### What you need to do
Print all entries precisely as they are written.

Collected data entries
start
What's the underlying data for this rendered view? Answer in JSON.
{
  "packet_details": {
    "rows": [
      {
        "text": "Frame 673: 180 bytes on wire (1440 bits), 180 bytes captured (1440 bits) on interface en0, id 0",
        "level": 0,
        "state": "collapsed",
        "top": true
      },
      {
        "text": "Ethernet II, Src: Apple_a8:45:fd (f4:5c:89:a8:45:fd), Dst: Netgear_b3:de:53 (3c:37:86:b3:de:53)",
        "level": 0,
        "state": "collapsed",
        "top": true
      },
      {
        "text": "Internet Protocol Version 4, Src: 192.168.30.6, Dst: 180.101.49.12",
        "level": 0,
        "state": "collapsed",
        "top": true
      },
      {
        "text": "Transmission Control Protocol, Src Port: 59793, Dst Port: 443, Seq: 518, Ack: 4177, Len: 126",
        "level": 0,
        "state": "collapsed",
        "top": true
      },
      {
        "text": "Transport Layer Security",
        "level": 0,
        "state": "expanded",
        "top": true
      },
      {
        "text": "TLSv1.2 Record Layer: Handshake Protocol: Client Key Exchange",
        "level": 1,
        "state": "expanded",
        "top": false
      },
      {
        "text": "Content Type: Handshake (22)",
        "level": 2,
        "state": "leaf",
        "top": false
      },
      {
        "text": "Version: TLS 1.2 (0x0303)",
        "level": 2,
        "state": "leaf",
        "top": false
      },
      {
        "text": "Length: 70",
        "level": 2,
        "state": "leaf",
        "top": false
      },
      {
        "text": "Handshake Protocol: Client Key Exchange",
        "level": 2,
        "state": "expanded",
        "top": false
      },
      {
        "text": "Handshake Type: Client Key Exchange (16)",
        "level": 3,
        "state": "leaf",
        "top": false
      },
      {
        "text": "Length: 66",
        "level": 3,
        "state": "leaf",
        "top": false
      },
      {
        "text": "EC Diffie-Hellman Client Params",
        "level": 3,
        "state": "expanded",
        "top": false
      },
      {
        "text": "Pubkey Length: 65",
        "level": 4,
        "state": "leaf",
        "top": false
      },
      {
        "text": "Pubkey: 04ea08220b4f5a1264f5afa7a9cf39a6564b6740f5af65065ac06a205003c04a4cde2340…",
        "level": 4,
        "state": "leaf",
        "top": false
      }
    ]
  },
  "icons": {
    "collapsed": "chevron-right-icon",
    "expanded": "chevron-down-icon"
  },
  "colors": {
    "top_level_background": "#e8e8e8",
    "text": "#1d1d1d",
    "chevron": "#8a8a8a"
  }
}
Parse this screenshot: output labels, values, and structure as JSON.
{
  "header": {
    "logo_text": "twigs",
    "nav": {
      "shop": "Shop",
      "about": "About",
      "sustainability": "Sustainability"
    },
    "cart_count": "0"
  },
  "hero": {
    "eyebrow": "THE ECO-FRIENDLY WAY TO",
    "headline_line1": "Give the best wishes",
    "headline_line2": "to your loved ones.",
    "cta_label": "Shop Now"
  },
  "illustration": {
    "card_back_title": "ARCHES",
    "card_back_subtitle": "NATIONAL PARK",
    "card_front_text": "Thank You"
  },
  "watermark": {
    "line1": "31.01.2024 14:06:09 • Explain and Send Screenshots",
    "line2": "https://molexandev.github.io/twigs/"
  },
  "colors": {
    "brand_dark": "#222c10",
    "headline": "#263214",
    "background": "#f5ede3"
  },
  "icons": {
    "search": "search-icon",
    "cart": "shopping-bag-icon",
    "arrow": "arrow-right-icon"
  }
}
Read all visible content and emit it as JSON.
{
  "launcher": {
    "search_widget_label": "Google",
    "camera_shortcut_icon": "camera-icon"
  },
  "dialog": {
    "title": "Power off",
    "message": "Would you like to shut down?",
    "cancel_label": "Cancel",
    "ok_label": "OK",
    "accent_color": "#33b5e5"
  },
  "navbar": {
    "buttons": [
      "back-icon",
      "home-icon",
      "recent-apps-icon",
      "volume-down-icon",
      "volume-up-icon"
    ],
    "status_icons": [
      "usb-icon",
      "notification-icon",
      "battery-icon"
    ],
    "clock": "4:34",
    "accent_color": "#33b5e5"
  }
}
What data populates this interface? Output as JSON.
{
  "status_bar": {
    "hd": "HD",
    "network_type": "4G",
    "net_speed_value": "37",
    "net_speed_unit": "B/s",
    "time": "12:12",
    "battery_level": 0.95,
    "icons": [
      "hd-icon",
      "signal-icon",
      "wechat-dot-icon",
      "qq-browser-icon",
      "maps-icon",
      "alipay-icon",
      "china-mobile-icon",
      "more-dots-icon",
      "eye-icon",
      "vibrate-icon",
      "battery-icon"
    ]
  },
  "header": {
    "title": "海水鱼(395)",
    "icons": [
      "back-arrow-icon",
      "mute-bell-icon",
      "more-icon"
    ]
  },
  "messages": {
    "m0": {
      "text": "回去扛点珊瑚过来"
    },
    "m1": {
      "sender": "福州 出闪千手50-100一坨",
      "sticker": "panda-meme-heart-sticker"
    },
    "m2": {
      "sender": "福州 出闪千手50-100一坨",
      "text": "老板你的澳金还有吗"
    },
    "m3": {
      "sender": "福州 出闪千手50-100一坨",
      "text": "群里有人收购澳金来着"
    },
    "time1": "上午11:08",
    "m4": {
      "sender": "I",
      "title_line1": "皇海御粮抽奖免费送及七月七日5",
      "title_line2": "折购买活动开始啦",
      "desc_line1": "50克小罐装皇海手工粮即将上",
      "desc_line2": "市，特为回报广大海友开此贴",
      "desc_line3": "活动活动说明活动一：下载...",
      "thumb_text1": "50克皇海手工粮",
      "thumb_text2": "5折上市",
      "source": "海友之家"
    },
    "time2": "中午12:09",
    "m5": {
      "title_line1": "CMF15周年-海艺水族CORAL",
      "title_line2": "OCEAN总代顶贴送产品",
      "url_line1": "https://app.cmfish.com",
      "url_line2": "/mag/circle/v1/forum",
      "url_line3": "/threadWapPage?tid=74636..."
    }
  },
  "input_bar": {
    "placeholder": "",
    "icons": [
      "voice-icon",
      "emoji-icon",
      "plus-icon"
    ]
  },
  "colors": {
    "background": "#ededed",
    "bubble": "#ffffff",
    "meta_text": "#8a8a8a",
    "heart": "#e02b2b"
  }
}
end
### Output of the exercise
What's the underlying data for this rendered view? Answer in JSON.
{
  "packet_details": {
    "rows": [
      {
        "text": "Frame 673: 180 bytes on wire (1440 bits), 180 bytes captured (1440 bits) on interface en0, id 0",
        "level": 0,
        "state": "collapsed",
        "top": true
      },
      {
        "text": "Ethernet II, Src: Apple_a8:45:fd (f4:5c:89:a8:45:fd), Dst: Netgear_b3:de:53 (3c:37:86:b3:de:53)",
        "level": 0,
        "state": "collapsed",
        "top": true
      },
      {
        "text": "Internet Protocol Version 4, Src: 192.168.30.6, Dst: 180.101.49.12",
        "level": 0,
        "state": "collapsed",
        "top": true
      },
      {
        "text": "Transmission Control Protocol, Src Port: 59793, Dst Port: 443, Seq: 518, Ack: 4177, Len: 126",
        "level": 0,
        "state": "collapsed",
        "top": true
      },
      {
        "text": "Transport Layer Security",
        "level": 0,
        "state": "expanded",
        "top": true
      },
      {
        "text": "TLSv1.2 Record Layer: Handshake Protocol: Client Key Exchange",
        "level": 1,
        "state": "expanded",
        "top": false
      },
      {
        "text": "Content Type: Handshake (22)",
        "level": 2,
        "state": "leaf",
        "top": false
      },
      {
        "text": "Version: TLS 1.2 (0x0303)",
        "level": 2,
        "state": "leaf",
        "top": false
      },
      {
        "text": "Length: 70",
        "level": 2,
        "state": "leaf",
        "top": false
      },
      {
        "text": "Handshake Protocol: Client Key Exchange",
        "level": 2,
        "state": "expanded",
        "top": false
      },
      {
        "text": "Handshake Type: Client Key Exchange (16)",
        "level": 3,
        "state": "leaf",
        "top": false
      },
      {
        "text": "Length: 66",
        "level": 3,
        "state": "leaf",
        "top": false
      },
      {
        "text": "EC Diffie-Hellman Client Params",
        "level": 3,
        "state": "expanded",
        "top": false
      },
      {
        "text": "Pubkey Length: 65",
        "level": 4,
        "state": "leaf",
        "top": false
      },
      {
        "text": "Pubkey: 04ea08220b4f5a1264f5afa7a9cf39a6564b6740f5af65065ac06a205003c04a4cde2340…",
        "level": 4,
        "state": "leaf",
        "top": false
      }
    ]
  },
  "icons": {
    "collapsed": "chevron-right-icon",
    "expanded": "chevron-down-icon"
  },
  "colors": {
    "top_level_background": "#e8e8e8",
    "text": "#1d1d1d",
    "chevron": "#8a8a8a"
  }
}
Parse this screenshot: output labels, values, and structure as JSON.
{
  "header": {
    "logo_text": "twigs",
    "nav": {
      "shop": "Shop",
      "about": "About",
      "sustainability": "Sustainability"
    },
    "cart_count": "0"
  },
  "hero": {
    "eyebrow": "THE ECO-FRIENDLY WAY TO",
    "headline_line1": "Give the best wishes",
    "headline_line2": "to your loved ones.",
    "cta_label": "Shop Now"
  },
  "illustration": {
    "card_back_title": "ARCHES",
    "card_back_subtitle": "NATIONAL PARK",
    "card_front_text": "Thank You"
  },
  "watermark": {
    "line1": "31.01.2024 14:06:09 • Explain and Send Screenshots",
    "line2": "https://molexandev.github.io/twigs/"
  },
  "colors": {
    "brand_dark": "#222c10",
    "headline": "#263214",
    "background": "#f5ede3"
  },
  "icons": {
    "search": "search-icon",
    "cart": "shopping-bag-icon",
    "arrow": "arrow-right-icon"
  }
}
Read all visible content and emit it as JSON.
{
  "launcher": {
    "search_widget_label": "Google",
    "camera_shortcut_icon": "camera-icon"
  },
  "dialog": {
    "title": "Power off",
    "message": "Would you like to shut down?",
    "cancel_label": "Cancel",
    "ok_label": "OK",
    "accent_color": "#33b5e5"
  },
  "navbar": {
    "buttons": [
      "back-icon",
      "home-icon",
      "recent-apps-icon",
      "volume-down-icon",
      "volume-up-icon"
    ],
    "status_icons": [
      "usb-icon",
      "notification-icon",
      "battery-icon"
    ],
    "clock": "4:34",
    "accent_color": "#33b5e5"
  }
}
What data populates this interface? Output as JSON.
{
  "status_bar": {
    "hd": "HD",
    "network_type": "4G",
    "net_speed_value": "37",
    "net_speed_unit": "B/s",
    "time": "12:12",
    "battery_level": 0.95,
    "icons": [
      "hd-icon",
      "signal-icon",
      "wechat-dot-icon",
      "qq-browser-icon",
      "maps-icon",
      "alipay-icon",
      "china-mobile-icon",
      "more-dots-icon",
      "eye-icon",
      "vibrate-icon",
      "battery-icon"
    ]
  },
  "header": {
    "title": "海水鱼(395)",
    "icons": [
      "back-arrow-icon",
      "mute-bell-icon",
      "more-icon"
    ]
  },
  "messages": {
    "m0": {
      "text": "回去扛点珊瑚过来"
    },
    "m1": {
      "sender": "福州 出闪千手50-100一坨",
      "sticker": "panda-meme-heart-sticker"
    },
    "m2": {
      "sender": "福州 出闪千手50-100一坨",
      "text": "老板你的澳金还有吗"
    },
    "m3": {
      "sender": "福州 出闪千手50-100一坨",
      "text": "群里有人收购澳金来着"
    },
    "time1": "上午11:08",
    "m4": {
      "sender": "I",
      "title_line1": "皇海御粮抽奖免费送及七月七日5",
      "title_line2": "折购买活动开始啦",
      "desc_line1": "50克小罐装皇海手工粮即将上",
      "desc_line2": "市，特为回报广大海友开此贴",
      "desc_line3": "活动活动说明活动一：下载...",
      "thumb_text1": "50克皇海手工粮",
      "thumb_text2": "5折上市",
      "source": "海友之家"
    },
    "time2": "中午12:09",
    "m5": {
      "title_line1": "CMF15周年-海艺水族CORAL",
      "title_line2": "OCEAN总代顶贴送产品",
      "url_line1": "https://app.cmfish.com",
      "url_line2": "/mag/circle/v1/forum",
      "url_line3": "/threadWapPage?tid=74636..."
    }
  },
  "input_bar": {
    "placeholder": "",
    "icons": [
      "voice-icon",
      "emoji-icon",
      "plus-icon"
    ]
  },
  "colors": {
    "background": "#ededed",
    "bubble": "#ffffff",
    "meta_text": "#8a8a8a",
    "heart": "#e02b2b"
  }
}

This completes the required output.